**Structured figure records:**
* * *
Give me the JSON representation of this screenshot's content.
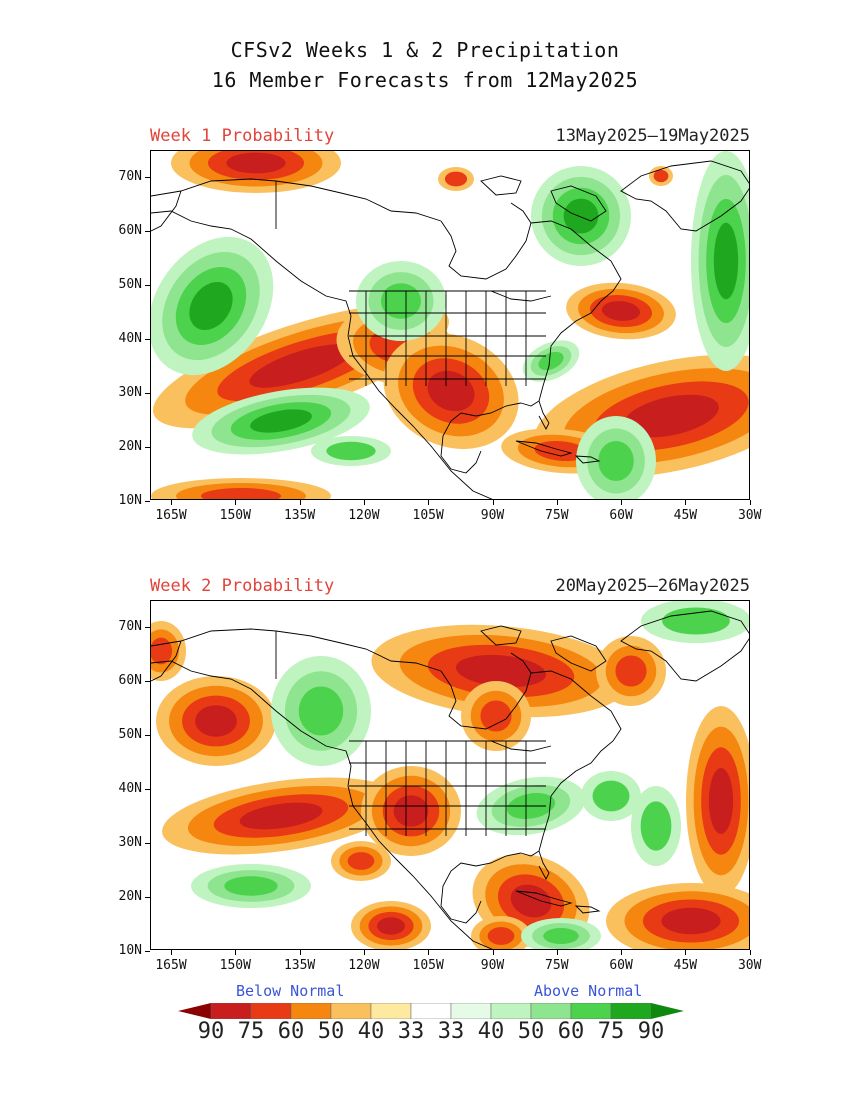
{
  "title_line1": "CFSv2 Weeks 1 & 2 Precipitation",
  "title_line2": "16 Member Forecasts from 12May2025",
  "panels": [
    {
      "label": "Week 1 Probability",
      "dates": "13May2025–19May2025"
    },
    {
      "label": "Week 2 Probability",
      "dates": "20May2025–26May2025"
    }
  ],
  "lat_labels": [
    "70N",
    "60N",
    "50N",
    "40N",
    "30N",
    "20N",
    "10N"
  ],
  "lon_labels": [
    "165W",
    "150W",
    "135W",
    "120W",
    "105W",
    "90W",
    "75W",
    "60W",
    "45W",
    "30W"
  ],
  "legend": {
    "below_label": "Below Normal",
    "above_label": "Above Normal",
    "values": [
      "90",
      "75",
      "60",
      "50",
      "40",
      "33",
      "33",
      "40",
      "50",
      "60",
      "75",
      "90"
    ],
    "colors": [
      "#8b0000",
      "#c81e1e",
      "#e83a14",
      "#f5860f",
      "#fbc05e",
      "#fde9a0",
      "#ffffff",
      "#e6fbe6",
      "#bff3bf",
      "#8fe58f",
      "#4cd24c",
      "#1fa81f",
      "#0d8a0d"
    ]
  }
}
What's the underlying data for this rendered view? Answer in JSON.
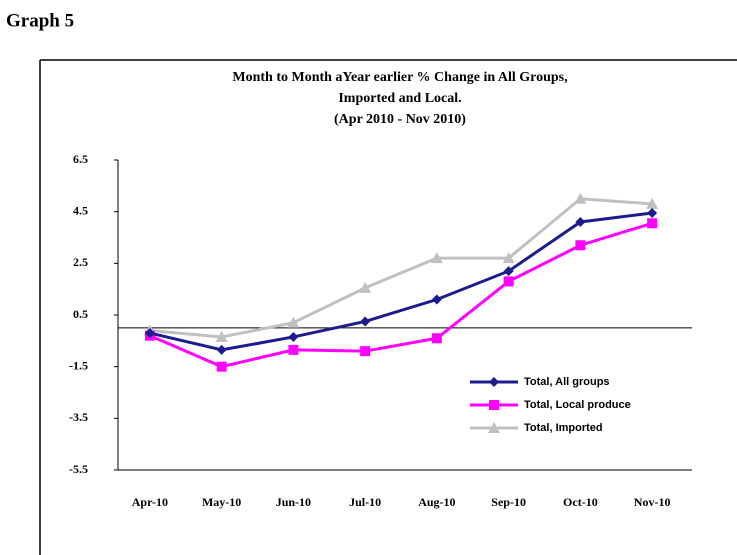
{
  "heading": "Graph 5",
  "chart_data": {
    "type": "line",
    "title": [
      "Month to Month aYear earlier % Change in All Groups,",
      "Imported and Local.",
      "(Apr 2010 - Nov 2010)"
    ],
    "categories": [
      "Apr-10",
      "May-10",
      "Jun-10",
      "Jul-10",
      "Aug-10",
      "Sep-10",
      "Oct-10",
      "Nov-10"
    ],
    "series": [
      {
        "name": "Total, All groups",
        "color": "#1c1c8e",
        "marker": "diamond",
        "values": [
          -0.2,
          -0.85,
          -0.35,
          0.25,
          1.1,
          2.2,
          4.1,
          4.45
        ]
      },
      {
        "name": "Total, Local produce",
        "color": "#ff00ff",
        "marker": "square",
        "values": [
          -0.3,
          -1.5,
          -0.85,
          -0.9,
          -0.4,
          1.8,
          3.2,
          4.05
        ]
      },
      {
        "name": "Total, Imported",
        "color": "#c0c0c0",
        "marker": "triangle",
        "values": [
          -0.1,
          -0.35,
          0.2,
          1.55,
          2.7,
          2.7,
          5.0,
          4.8
        ]
      }
    ],
    "ylim": [
      -5.5,
      6.5
    ],
    "yticks": [
      6.5,
      4.5,
      2.5,
      0.5,
      -1.5,
      -3.5,
      -5.5
    ],
    "zero_line": true,
    "legend": "lower-right"
  }
}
* * *
**Exercise goal:**
In how many lines of the data does the string "Probability" appear? Give only the number.

**Solved problem:**
2